- [Extracted material]:
------------

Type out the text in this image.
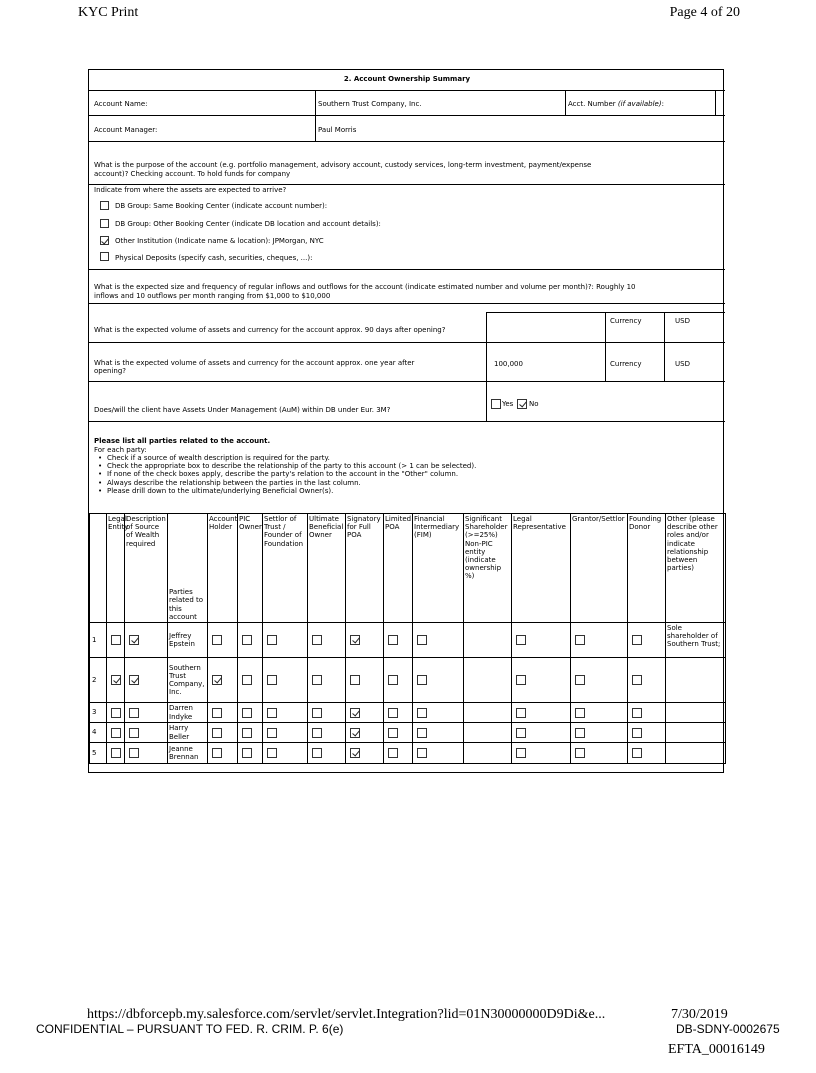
KYC Print	Page 4 of 20
2. Account Ownership Summary
Account Name:	Southern Trust Company, Inc.	Acct. Number (if available):
Account Manager:	Paul Morris
What is the purpose of the account (e.g. portfolio management, advisory account, custody services, long-term investment, payment/expense
account)? Checking account. To hold funds for company
Indicate from where the assets are expected to arrive?
DB Group: Same Booking Center (indicate account number):
DB Group: Other Booking Center (indicate DB location and account details):
Other Institution (Indicate name & location): JPMorgan, NYC
Physical Deposits (specify cash, securities, cheques, ...):
What is the expected size and frequency of regular inflows and outflows for the account (indicate estimated number and volume per month)?: Roughly 10
inflows and 10 outflows per month ranging from $1,000 to $10,000
What is the expected volume of assets and currency for the account approx. 90 days after opening?
Currency	USD
What is the expected volume of assets and currency for the account approx. one year after
opening?
100,000	Currency	USD
Does/will the client have Assets Under Management (AuM) within DB under Eur. 3M?
Yes No
Please list all parties related to the account.
For each party:
• Check if a source of wealth description is required for the party.
• Check the appropriate box to describe the relationship of the party to this account (> 1 can be selected).
• If none of the check boxes apply, describe the party's relation to the account in the "Other" column.
• Always describe the relationship between the parties in the last column.
• Please drill down to the ultimate/underlying Beneficial Owner(s).
	Legal Entity	Description of Source of Wealth required	Parties related to this account	Account Holder	PIC Owner	Settlor of Trust / Founder of Foundation	Ultimate Beneficial Owner	Signatory for Full POA	Limited POA	Financial Intermediary (FIM)	Significant Shareholder (>=25%) Non-PIC entity (indicate ownership %)	Legal Representative	Grantor/Settlor	Founding Donor	Other (please describe other roles and/or indicate relationship between parties)
1			Jeffrey Epstein												Sole shareholder of Southern Trust;
2			Southern Trust Company, Inc.	

3			Darren Indyke	

4			Harry Beller	

5			Jeanne Brennan	

https://dbforcepb.my.salesforce.com/servlet/servlet.Integration?lid=01N30000000D9Di&e...	7/30/2019
CONFIDENTIAL – PURSUANT TO FED. R. CRIM. P. 6(e)	DB-SDNY-0002675
EFTA_00016149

------------

- [Work to be completed]:
Every line containing the string "related" must be listed.

- [Expected output]:
Please list all parties related to the account.
	Legal Entity	Description of Source of Wealth required	Parties related to this account	Account Holder	PIC Owner	Settlor of Trust / Founder of Foundation	Ultimate Beneficial Owner	Signatory for Full POA	Limited POA	Financial Intermediary (FIM)	Significant Shareholder (>=25%) Non-PIC entity (indicate ownership %)	Legal Representative	Grantor/Settlor	Founding Donor	Other (please describe other roles and/or indicate relationship between parties)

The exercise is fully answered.